▼

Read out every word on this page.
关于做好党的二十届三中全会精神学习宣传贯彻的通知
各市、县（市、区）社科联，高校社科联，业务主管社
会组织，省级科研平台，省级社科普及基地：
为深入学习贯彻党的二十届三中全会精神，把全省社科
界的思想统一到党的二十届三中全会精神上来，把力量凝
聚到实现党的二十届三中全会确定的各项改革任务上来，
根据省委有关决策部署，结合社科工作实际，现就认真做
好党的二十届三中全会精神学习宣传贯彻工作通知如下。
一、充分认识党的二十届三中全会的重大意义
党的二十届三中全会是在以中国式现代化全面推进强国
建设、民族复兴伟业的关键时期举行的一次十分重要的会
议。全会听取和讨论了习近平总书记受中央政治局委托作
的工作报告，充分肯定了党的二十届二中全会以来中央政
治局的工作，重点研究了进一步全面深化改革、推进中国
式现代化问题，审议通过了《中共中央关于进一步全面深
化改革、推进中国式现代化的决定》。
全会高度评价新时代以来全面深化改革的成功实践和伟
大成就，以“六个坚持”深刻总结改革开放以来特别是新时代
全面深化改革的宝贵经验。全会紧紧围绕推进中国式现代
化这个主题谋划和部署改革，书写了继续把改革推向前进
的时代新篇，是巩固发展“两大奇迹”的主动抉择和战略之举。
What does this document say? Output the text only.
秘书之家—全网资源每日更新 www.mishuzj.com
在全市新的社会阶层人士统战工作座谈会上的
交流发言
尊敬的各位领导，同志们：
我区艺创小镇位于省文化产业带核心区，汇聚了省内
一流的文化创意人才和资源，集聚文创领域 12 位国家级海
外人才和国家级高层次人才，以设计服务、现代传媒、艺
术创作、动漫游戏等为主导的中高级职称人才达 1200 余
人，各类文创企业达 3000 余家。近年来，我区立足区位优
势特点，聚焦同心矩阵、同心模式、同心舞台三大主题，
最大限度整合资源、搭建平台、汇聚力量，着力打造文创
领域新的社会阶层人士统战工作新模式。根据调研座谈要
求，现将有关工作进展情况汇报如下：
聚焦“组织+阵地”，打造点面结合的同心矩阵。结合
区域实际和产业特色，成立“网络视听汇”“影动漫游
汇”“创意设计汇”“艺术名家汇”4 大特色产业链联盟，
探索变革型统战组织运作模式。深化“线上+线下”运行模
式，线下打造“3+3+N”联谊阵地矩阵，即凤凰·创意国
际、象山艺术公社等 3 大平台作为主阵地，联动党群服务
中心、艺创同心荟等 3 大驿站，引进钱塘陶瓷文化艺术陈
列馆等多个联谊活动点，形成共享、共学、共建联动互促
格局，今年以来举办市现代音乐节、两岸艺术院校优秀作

▲

Output an exact copy of each record.

Correct output ▸
Read out every word on this page.
关于做好党的二十届三中全会精神学习宣传贯彻的通知
各市、县（市、区）社科联，高校社科联，业务主管社
会组织，省级科研平台，省级社科普及基地：
为深入学习贯彻党的二十届三中全会精神，把全省社科
界的思想统一到党的二十届三中全会精神上来，把力量凝
聚到实现党的二十届三中全会确定的各项改革任务上来，
根据省委有关决策部署，结合社科工作实际，现就认真做
好党的二十届三中全会精神学习宣传贯彻工作通知如下。
一、充分认识党的二十届三中全会的重大意义
党的二十届三中全会是在以中国式现代化全面推进强国
建设、民族复兴伟业的关键时期举行的一次十分重要的会
议。全会听取和讨论了习近平总书记受中央政治局委托作
的工作报告，充分肯定了党的二十届二中全会以来中央政
治局的工作，重点研究了进一步全面深化改革、推进中国
式现代化问题，审议通过了《中共中央关于进一步全面深
化改革、推进中国式现代化的决定》。
全会高度评价新时代以来全面深化改革的成功实践和伟
大成就，以“六个坚持”深刻总结改革开放以来特别是新时代
全面深化改革的宝贵经验。全会紧紧围绕推进中国式现代
化这个主题谋划和部署改革，书写了继续把改革推向前进
的时代新篇，是巩固发展“两大奇迹”的主动抉择和战略之举。
What does this document say? Output the text only.
秘书之家—全网资源每日更新 www.mishuzj.com
在全市新的社会阶层人士统战工作座谈会上的
交流发言
尊敬的各位领导，同志们：
我区艺创小镇位于省文化产业带核心区，汇聚了省内
一流的文化创意人才和资源，集聚文创领域 12 位国家级海
外人才和国家级高层次人才，以设计服务、现代传媒、艺
术创作、动漫游戏等为主导的中高级职称人才达 1200 余
人，各类文创企业达 3000 余家。近年来，我区立足区位优
势特点，聚焦同心矩阵、同心模式、同心舞台三大主题，
最大限度整合资源、搭建平台、汇聚力量，着力打造文创
领域新的社会阶层人士统战工作新模式。根据调研座谈要
求，现将有关工作进展情况汇报如下：
聚焦“组织+阵地”，打造点面结合的同心矩阵。结合
区域实际和产业特色，成立“网络视听汇”“影动漫游
汇”“创意设计汇”“艺术名家汇”4 大特色产业链联盟，
探索变革型统战组织运作模式。深化“线上+线下”运行模
式，线下打造“3+3+N”联谊阵地矩阵，即凤凰·创意国
际、象山艺术公社等 3 大平台作为主阵地，联动党群服务
中心、艺创同心荟等 3 大驿站，引进钱塘陶瓷文化艺术陈
列馆等多个联谊活动点，形成共享、共学、共建联动互促
格局，今年以来举办市现代音乐节、两岸艺术院校优秀作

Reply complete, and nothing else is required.